[Chart and figure data]

>>>>>

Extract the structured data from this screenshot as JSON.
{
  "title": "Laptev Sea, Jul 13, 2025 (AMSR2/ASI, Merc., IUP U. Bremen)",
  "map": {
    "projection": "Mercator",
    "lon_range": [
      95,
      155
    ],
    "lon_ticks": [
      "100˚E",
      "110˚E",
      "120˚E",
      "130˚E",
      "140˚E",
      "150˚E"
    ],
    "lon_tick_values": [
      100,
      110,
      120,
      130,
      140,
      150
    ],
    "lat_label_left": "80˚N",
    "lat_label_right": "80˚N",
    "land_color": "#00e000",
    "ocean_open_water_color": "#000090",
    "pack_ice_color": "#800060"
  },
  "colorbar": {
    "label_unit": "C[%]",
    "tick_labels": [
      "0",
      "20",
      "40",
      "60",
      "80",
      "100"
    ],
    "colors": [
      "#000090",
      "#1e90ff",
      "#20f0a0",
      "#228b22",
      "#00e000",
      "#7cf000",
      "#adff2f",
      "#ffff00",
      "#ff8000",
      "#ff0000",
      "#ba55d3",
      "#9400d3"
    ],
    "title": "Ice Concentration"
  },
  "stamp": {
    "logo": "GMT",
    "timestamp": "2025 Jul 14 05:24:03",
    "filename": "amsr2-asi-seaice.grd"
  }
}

<<<<<

WHAT IS BEING ASKED: Each entry is to be returned in full, character for character.

EXERCISE RESULT:
Extract the structured data from this screenshot as JSON.
{
  "title": "Laptev Sea, Jul 13, 2025 (AMSR2/ASI, Merc., IUP U. Bremen)",
  "map": {
    "projection": "Mercator",
    "lon_range": [
      95,
      155
    ],
    "lon_ticks": [
      "100˚E",
      "110˚E",
      "120˚E",
      "130˚E",
      "140˚E",
      "150˚E"
    ],
    "lon_tick_values": [
      100,
      110,
      120,
      130,
      140,
      150
    ],
    "lat_label_left": "80˚N",
    "lat_label_right": "80˚N",
    "land_color": "#00e000",
    "ocean_open_water_color": "#000090",
    "pack_ice_color": "#800060"
  },
  "colorbar": {
    "label_unit": "C[%]",
    "tick_labels": [
      "0",
      "20",
      "40",
      "60",
      "80",
      "100"
    ],
    "colors": [
      "#000090",
      "#1e90ff",
      "#20f0a0",
      "#228b22",
      "#00e000",
      "#7cf000",
      "#adff2f",
      "#ffff00",
      "#ff8000",
      "#ff0000",
      "#ba55d3",
      "#9400d3"
    ],
    "title": "Ice Concentration"
  },
  "stamp": {
    "logo": "GMT",
    "timestamp": "2025 Jul 14 05:24:03",
    "filename": "amsr2-asi-seaice.grd"
  }
}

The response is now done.